Brief: Below are records; count the lines in them that hold "systemu" and give only the count.

start

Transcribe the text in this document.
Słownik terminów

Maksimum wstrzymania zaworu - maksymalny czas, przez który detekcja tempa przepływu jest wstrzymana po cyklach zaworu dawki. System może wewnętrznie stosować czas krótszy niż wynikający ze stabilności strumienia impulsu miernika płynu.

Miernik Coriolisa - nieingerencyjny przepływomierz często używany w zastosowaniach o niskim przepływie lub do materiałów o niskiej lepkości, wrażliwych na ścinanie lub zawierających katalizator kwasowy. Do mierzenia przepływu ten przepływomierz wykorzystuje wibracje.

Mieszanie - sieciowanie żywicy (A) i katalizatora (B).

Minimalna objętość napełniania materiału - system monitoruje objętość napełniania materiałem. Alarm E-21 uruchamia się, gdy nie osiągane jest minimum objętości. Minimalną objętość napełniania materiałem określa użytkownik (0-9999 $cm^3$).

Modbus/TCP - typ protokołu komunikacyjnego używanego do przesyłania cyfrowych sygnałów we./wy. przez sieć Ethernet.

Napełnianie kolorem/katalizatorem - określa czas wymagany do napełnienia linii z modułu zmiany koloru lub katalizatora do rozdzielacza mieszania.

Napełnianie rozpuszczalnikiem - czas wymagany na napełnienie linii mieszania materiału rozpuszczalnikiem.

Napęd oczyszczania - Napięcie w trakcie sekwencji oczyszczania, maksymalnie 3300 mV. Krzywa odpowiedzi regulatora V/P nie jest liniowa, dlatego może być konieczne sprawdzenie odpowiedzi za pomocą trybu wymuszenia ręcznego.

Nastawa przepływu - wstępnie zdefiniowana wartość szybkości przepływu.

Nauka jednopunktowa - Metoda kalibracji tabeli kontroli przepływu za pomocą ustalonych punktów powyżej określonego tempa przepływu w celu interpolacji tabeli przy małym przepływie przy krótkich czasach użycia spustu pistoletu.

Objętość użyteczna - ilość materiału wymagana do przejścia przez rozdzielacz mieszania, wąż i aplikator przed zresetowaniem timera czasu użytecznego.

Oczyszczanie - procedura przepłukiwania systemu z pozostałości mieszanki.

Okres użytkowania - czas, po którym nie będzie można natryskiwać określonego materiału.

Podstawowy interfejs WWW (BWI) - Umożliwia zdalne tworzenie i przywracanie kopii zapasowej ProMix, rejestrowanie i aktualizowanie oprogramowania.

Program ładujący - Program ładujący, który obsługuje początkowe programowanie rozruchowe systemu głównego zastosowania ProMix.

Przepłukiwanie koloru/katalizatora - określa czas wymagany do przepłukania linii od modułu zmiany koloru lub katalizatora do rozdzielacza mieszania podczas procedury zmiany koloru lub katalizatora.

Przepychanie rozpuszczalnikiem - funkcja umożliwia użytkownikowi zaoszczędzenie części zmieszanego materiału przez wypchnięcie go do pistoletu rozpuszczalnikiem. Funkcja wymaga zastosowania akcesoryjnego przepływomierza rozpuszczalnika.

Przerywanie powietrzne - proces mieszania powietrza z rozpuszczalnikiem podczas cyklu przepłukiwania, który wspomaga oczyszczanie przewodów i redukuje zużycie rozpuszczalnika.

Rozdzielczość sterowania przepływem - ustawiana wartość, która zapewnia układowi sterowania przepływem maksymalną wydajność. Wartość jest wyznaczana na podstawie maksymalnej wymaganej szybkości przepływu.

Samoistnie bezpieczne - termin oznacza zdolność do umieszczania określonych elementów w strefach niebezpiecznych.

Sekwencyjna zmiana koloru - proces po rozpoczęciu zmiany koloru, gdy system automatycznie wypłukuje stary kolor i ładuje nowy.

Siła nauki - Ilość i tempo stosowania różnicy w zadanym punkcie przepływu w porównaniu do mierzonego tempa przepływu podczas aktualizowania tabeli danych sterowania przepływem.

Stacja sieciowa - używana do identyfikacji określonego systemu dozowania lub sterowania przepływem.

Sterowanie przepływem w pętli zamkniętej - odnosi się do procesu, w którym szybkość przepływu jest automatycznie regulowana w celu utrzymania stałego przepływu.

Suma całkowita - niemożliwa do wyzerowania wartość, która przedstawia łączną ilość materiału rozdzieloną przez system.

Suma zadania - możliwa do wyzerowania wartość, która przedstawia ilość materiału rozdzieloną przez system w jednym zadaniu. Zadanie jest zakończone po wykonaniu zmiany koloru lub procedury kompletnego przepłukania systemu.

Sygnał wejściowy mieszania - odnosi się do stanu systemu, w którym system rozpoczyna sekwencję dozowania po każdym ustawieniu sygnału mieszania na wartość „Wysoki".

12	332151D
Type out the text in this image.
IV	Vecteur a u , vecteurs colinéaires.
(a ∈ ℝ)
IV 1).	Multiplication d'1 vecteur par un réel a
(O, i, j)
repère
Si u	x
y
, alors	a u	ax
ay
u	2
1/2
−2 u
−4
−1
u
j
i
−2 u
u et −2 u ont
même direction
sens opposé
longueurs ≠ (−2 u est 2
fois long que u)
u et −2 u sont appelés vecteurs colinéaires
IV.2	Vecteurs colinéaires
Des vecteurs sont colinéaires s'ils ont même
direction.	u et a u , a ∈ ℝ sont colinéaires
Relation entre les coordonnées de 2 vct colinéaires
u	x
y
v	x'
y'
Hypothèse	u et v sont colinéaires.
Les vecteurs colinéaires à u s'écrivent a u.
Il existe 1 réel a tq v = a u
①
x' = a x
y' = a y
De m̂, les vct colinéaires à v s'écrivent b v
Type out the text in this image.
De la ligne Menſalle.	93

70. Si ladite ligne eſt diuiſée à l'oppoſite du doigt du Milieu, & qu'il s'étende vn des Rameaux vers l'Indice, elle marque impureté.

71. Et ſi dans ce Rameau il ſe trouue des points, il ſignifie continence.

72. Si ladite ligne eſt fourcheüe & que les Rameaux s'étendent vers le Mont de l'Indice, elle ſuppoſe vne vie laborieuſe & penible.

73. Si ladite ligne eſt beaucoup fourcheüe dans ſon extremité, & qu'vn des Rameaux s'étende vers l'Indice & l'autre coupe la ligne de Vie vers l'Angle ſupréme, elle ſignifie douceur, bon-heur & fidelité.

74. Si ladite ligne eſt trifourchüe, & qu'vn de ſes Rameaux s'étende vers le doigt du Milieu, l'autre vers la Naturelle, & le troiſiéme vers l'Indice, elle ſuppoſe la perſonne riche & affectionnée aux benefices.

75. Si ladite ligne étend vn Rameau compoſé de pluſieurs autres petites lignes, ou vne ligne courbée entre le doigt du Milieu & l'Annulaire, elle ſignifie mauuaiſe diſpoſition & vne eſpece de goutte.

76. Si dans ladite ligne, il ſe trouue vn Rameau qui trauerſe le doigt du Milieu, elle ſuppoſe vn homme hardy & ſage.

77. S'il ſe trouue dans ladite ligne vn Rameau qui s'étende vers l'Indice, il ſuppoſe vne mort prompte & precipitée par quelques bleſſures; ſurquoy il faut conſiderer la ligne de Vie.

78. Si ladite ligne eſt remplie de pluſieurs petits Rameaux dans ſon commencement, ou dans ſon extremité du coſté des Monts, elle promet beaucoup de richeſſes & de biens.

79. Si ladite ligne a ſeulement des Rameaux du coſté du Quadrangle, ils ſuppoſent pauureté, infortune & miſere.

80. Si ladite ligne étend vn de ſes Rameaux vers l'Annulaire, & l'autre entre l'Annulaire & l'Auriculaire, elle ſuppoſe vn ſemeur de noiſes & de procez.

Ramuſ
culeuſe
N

end

Task result: 5